[Task to complete]
Copy every record below exactly.
######
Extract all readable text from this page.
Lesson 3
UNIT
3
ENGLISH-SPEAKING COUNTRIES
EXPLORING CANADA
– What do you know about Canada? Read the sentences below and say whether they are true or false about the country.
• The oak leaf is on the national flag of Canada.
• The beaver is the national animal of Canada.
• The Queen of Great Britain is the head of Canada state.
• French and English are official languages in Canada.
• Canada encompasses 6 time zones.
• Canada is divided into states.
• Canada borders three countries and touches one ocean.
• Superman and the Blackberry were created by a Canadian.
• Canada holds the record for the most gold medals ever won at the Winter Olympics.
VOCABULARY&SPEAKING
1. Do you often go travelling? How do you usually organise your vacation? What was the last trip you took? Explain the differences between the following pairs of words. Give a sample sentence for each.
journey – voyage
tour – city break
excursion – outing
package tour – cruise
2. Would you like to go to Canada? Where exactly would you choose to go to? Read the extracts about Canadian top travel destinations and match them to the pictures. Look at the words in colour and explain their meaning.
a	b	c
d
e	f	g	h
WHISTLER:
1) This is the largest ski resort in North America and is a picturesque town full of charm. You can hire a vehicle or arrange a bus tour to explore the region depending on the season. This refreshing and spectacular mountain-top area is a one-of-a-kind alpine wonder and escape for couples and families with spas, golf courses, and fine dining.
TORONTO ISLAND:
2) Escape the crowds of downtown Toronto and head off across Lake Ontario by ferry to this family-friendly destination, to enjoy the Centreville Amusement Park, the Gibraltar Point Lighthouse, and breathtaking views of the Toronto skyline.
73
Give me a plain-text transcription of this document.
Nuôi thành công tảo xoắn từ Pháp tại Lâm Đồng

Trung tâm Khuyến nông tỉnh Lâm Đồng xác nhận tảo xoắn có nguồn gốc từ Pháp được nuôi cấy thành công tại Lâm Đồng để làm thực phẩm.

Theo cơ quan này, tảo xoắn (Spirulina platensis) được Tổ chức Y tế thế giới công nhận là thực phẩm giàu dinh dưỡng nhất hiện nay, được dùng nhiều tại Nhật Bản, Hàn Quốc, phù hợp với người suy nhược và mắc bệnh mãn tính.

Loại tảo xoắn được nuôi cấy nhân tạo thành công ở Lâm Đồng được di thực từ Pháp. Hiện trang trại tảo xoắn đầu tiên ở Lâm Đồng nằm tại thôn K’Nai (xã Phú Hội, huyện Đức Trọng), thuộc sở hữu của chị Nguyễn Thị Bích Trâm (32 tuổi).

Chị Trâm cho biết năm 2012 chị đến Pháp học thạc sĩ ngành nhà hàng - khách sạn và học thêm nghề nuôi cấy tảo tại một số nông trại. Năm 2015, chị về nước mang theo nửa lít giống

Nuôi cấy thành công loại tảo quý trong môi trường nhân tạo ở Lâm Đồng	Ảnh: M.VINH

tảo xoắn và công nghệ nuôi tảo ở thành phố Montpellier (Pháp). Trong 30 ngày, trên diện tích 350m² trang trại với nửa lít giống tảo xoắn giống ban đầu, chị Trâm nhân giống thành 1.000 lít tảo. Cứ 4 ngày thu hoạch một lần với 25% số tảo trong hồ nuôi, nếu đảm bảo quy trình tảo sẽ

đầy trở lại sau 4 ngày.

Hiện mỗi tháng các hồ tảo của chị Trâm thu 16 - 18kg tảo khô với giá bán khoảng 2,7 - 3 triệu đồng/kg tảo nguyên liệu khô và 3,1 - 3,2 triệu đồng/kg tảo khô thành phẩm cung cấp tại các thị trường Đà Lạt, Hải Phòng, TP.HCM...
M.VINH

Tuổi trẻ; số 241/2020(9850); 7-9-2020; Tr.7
######
[Reply]
Extract all readable text from this page.
Lesson 3
UNIT
3
ENGLISH-SPEAKING COUNTRIES
EXPLORING CANADA
– What do you know about Canada? Read the sentences below and say whether they are true or false about the country.
• The oak leaf is on the national flag of Canada.
• The beaver is the national animal of Canada.
• The Queen of Great Britain is the head of Canada state.
• French and English are official languages in Canada.
• Canada encompasses 6 time zones.
• Canada is divided into states.
• Canada borders three countries and touches one ocean.
• Superman and the Blackberry were created by a Canadian.
• Canada holds the record for the most gold medals ever won at the Winter Olympics.
VOCABULARY&SPEAKING
1. Do you often go travelling? How do you usually organise your vacation? What was the last trip you took? Explain the differences between the following pairs of words. Give a sample sentence for each.
journey – voyage
tour – city break
excursion – outing
package tour – cruise
2. Would you like to go to Canada? Where exactly would you choose to go to? Read the extracts about Canadian top travel destinations and match them to the pictures. Look at the words in colour and explain their meaning.
a	b	c
d
e	f	g	h
WHISTLER:
1) This is the largest ski resort in North America and is a picturesque town full of charm. You can hire a vehicle or arrange a bus tour to explore the region depending on the season. This refreshing and spectacular mountain-top area is a one-of-a-kind alpine wonder and escape for couples and families with spas, golf courses, and fine dining.
TORONTO ISLAND:
2) Escape the crowds of downtown Toronto and head off across Lake Ontario by ferry to this family-friendly destination, to enjoy the Centreville Amusement Park, the Gibraltar Point Lighthouse, and breathtaking views of the Toronto skyline.
73
Give me a plain-text transcription of this document.
Nuôi thành công tảo xoắn từ Pháp tại Lâm Đồng

Trung tâm Khuyến nông tỉnh Lâm Đồng xác nhận tảo xoắn có nguồn gốc từ Pháp được nuôi cấy thành công tại Lâm Đồng để làm thực phẩm.

Theo cơ quan này, tảo xoắn (Spirulina platensis) được Tổ chức Y tế thế giới công nhận là thực phẩm giàu dinh dưỡng nhất hiện nay, được dùng nhiều tại Nhật Bản, Hàn Quốc, phù hợp với người suy nhược và mắc bệnh mãn tính.

Loại tảo xoắn được nuôi cấy nhân tạo thành công ở Lâm Đồng được di thực từ Pháp. Hiện trang trại tảo xoắn đầu tiên ở Lâm Đồng nằm tại thôn K’Nai (xã Phú Hội, huyện Đức Trọng), thuộc sở hữu của chị Nguyễn Thị Bích Trâm (32 tuổi).

Chị Trâm cho biết năm 2012 chị đến Pháp học thạc sĩ ngành nhà hàng - khách sạn và học thêm nghề nuôi cấy tảo tại một số nông trại. Năm 2015, chị về nước mang theo nửa lít giống

Nuôi cấy thành công loại tảo quý trong môi trường nhân tạo ở Lâm Đồng	Ảnh: M.VINH

tảo xoắn và công nghệ nuôi tảo ở thành phố Montpellier (Pháp). Trong 30 ngày, trên diện tích 350m² trang trại với nửa lít giống tảo xoắn giống ban đầu, chị Trâm nhân giống thành 1.000 lít tảo. Cứ 4 ngày thu hoạch một lần với 25% số tảo trong hồ nuôi, nếu đảm bảo quy trình tảo sẽ

đầy trở lại sau 4 ngày.

Hiện mỗi tháng các hồ tảo của chị Trâm thu 16 - 18kg tảo khô với giá bán khoảng 2,7 - 3 triệu đồng/kg tảo nguyên liệu khô và 3,1 - 3,2 triệu đồng/kg tảo khô thành phẩm cung cấp tại các thị trường Đà Lạt, Hải Phòng, TP.HCM...
M.VINH

Tuổi trẻ; số 241/2020(9850); 7-9-2020; Tr.7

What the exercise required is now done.